───── DATA SHOWN ─────

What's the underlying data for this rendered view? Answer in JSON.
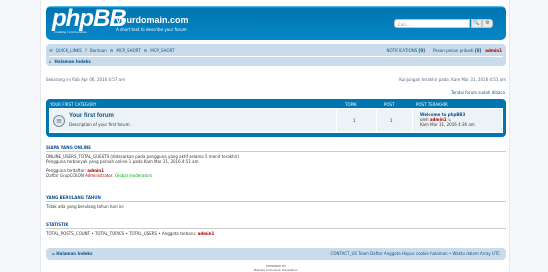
{
  "header": {
    "logo_text": "phpBB",
    "logo_tag": "creating communities",
    "site_title": "yourdomain.com",
    "site_desc": "A short text to describe your forum",
    "search_placeholder": "Cari…",
    "search_btn": "🔍",
    "adv_search_btn": "⚙"
  },
  "nav": {
    "quick_links": "QUICK_LINKS",
    "help": "Bantuan",
    "mcp_short_1": "MCP_SHORT",
    "mcp_short_2": "MCP_SHORT",
    "notifications": "NOTIFICATIONS",
    "notifications_count": "[0]",
    "pm": "Pesan-pesan pribadi",
    "pm_count": "[0]",
    "user": "admin1",
    "breadcrumb": "Halaman Indeks"
  },
  "times": {
    "now": "Sekarang ini Rab Apr 06, 2016 4:57 am",
    "last_visit": "Kunjungan terakhir pada: Kam Mar 31, 2016 4:51 am"
  },
  "mark_read": "Tandai forum sudah dibaca",
  "forum_table": {
    "headers": {
      "category": "Your first category",
      "topics": "Topik",
      "posts": "Post",
      "last_post": "Post terakhir"
    },
    "row": {
      "title": "Your first forum",
      "desc": "Description of your first forum.",
      "topics": "1",
      "posts": "1",
      "last_title": "Welcome to phpBB3",
      "last_by_prefix": "oleh",
      "last_by": "admin1",
      "last_date": "Kam Mar 31, 2016 4:36 am"
    }
  },
  "online": {
    "heading": "Siapa yang online",
    "line1": "ONLINE_USERS_TOTAL_GUESTS (didasarkan pada pengguna yang aktif selama 5 menit terakhir)",
    "line2": "Pengguna terbanyak yang pernah online 1 pada Kam Mar 31, 2016 4:51 am",
    "registered_label": "Pengguna terdaftar:",
    "registered_user": "admin1",
    "legend_label": "Daftar GrupCOLON",
    "legend_admin": "Administrator,",
    "legend_mod": "Global moderators"
  },
  "birthdays": {
    "heading": "Yang berulang tahun",
    "text": "Tidak ada yang berulang tahun hari ini"
  },
  "stats": {
    "heading": "Statistik",
    "text": "TOTAL_POSTS_COUNT • TOTAL_TOPICS • TOTAL_USERS • Anggota terbaru:",
    "newest": "admin1"
  },
  "footer": {
    "crumb": "Halaman Indeks",
    "links": "CONTACT_US  Team  Daftar Anggota  Hapus cookie halaman  • Waktu dalam Array UTC",
    "powered_by": "POWERED BY",
    "powered_line2": "Bahasa Indonesia Translation"
  }
}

─────

PROBLEM DETAILS — Copy out the data above exactly, except the pictures.

RESULT OF THE EXERCISE —
What's the underlying data for this rendered view? Answer in JSON.
{
  "header": {
    "logo_text": "phpBB",
    "logo_tag": "creating communities",
    "site_title": "yourdomain.com",
    "site_desc": "A short text to describe your forum",
    "search_placeholder": "Cari…",
    "search_btn": "🔍",
    "adv_search_btn": "⚙"
  },
  "nav": {
    "quick_links": "QUICK_LINKS",
    "help": "Bantuan",
    "mcp_short_1": "MCP_SHORT",
    "mcp_short_2": "MCP_SHORT",
    "notifications": "NOTIFICATIONS",
    "notifications_count": "[0]",
    "pm": "Pesan-pesan pribadi",
    "pm_count": "[0]",
    "user": "admin1",
    "breadcrumb": "Halaman Indeks"
  },
  "times": {
    "now": "Sekarang ini Rab Apr 06, 2016 4:57 am",
    "last_visit": "Kunjungan terakhir pada: Kam Mar 31, 2016 4:51 am"
  },
  "mark_read": "Tandai forum sudah dibaca",
  "forum_table": {
    "headers": {
      "category": "Your first category",
      "topics": "Topik",
      "posts": "Post",
      "last_post": "Post terakhir"
    },
    "row": {
      "title": "Your first forum",
      "desc": "Description of your first forum.",
      "topics": "1",
      "posts": "1",
      "last_title": "Welcome to phpBB3",
      "last_by_prefix": "oleh",
      "last_by": "admin1",
      "last_date": "Kam Mar 31, 2016 4:36 am"
    }
  },
  "online": {
    "heading": "Siapa yang online",
    "line1": "ONLINE_USERS_TOTAL_GUESTS (didasarkan pada pengguna yang aktif selama 5 menit terakhir)",
    "line2": "Pengguna terbanyak yang pernah online 1 pada Kam Mar 31, 2016 4:51 am",
    "registered_label": "Pengguna terdaftar:",
    "registered_user": "admin1",
    "legend_label": "Daftar GrupCOLON",
    "legend_admin": "Administrator,",
    "legend_mod": "Global moderators"
  },
  "birthdays": {
    "heading": "Yang berulang tahun",
    "text": "Tidak ada yang berulang tahun hari ini"
  },
  "stats": {
    "heading": "Statistik",
    "text": "TOTAL_POSTS_COUNT • TOTAL_TOPICS • TOTAL_USERS • Anggota terbaru:",
    "newest": "admin1"
  },
  "footer": {
    "crumb": "Halaman Indeks",
    "links": "CONTACT_US  Team  Daftar Anggota  Hapus cookie halaman  • Waktu dalam Array UTC",
    "powered_by": "POWERED BY",
    "powered_line2": "Bahasa Indonesia Translation"
  }
}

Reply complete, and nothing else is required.